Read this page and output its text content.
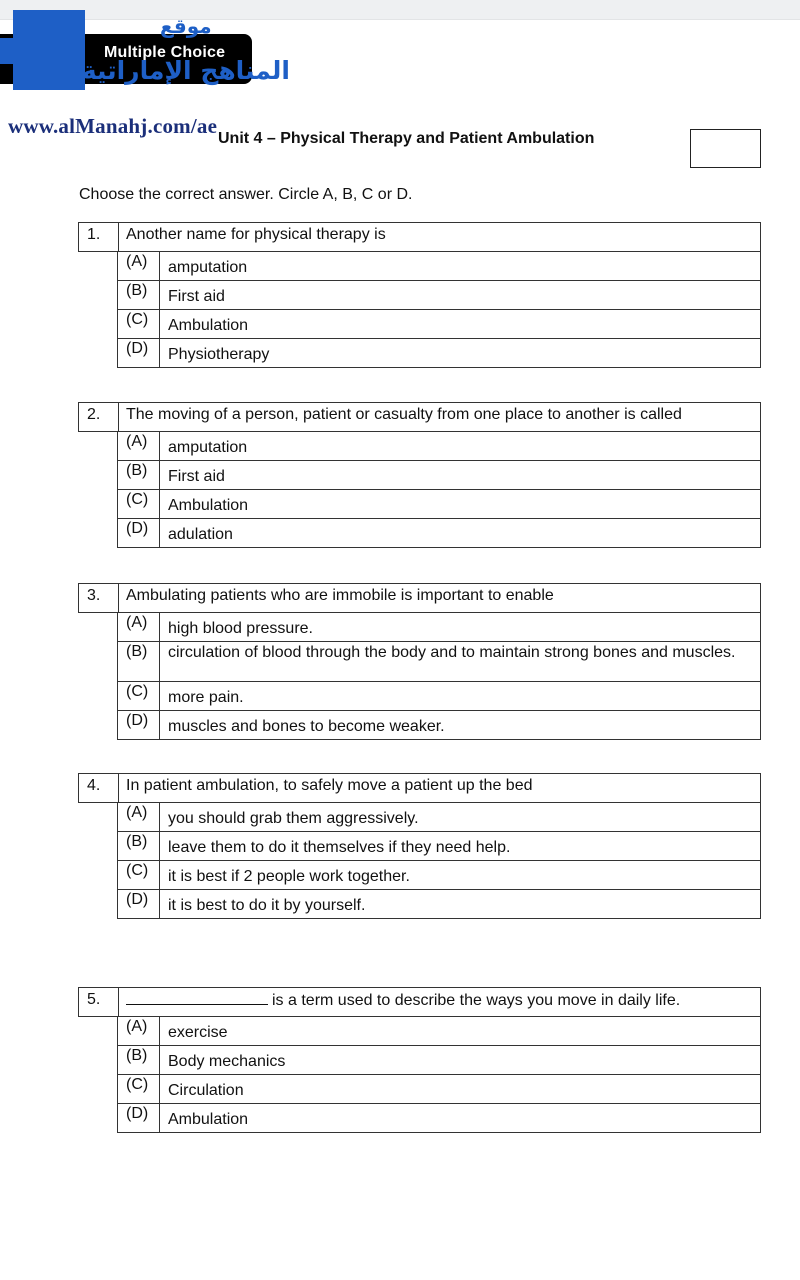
Multiple Choice
موقع
المناهج الإماراتية
www.alManahj.com/ae
Unit 4 – Physical Therapy and Patient Ambulation
Choose the correct answer. Circle A, B, C or D.
1.	Another name for physical therapy is
(A)	amputation
(B)	First aid
(C)	Ambulation
(D)	Physiotherapy
2.	The moving of a person, patient or casualty from one place to another is called
(A)	amputation
(B)	First aid
(C)	Ambulation
(D)	adulation
3.	Ambulating patients who are immobile is important to enable
(A)	high blood pressure.
(B)	circulation of blood through the body and to maintain strong bones and muscles.
(C)	more pain.
(D)	muscles and bones to become weaker.
4.	In patient ambulation, to safely move a patient up the bed
(A)	you should grab them aggressively.
(B)	leave them to do it themselves if they need help.
(C)	it is best if 2 people work together.
(D)	it is best to do it by yourself.
5.	is a term used to describe the ways you move in daily life.
(A)	exercise
(B)	Body mechanics
(C)	Circulation
(D)	Ambulation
==================================================
### About this exercise
All lines of the listing that contain the word "them" should be copied out.

### Response to this task
(A)	you should grab them aggressively.
(B)	leave them to do it themselves if they need help.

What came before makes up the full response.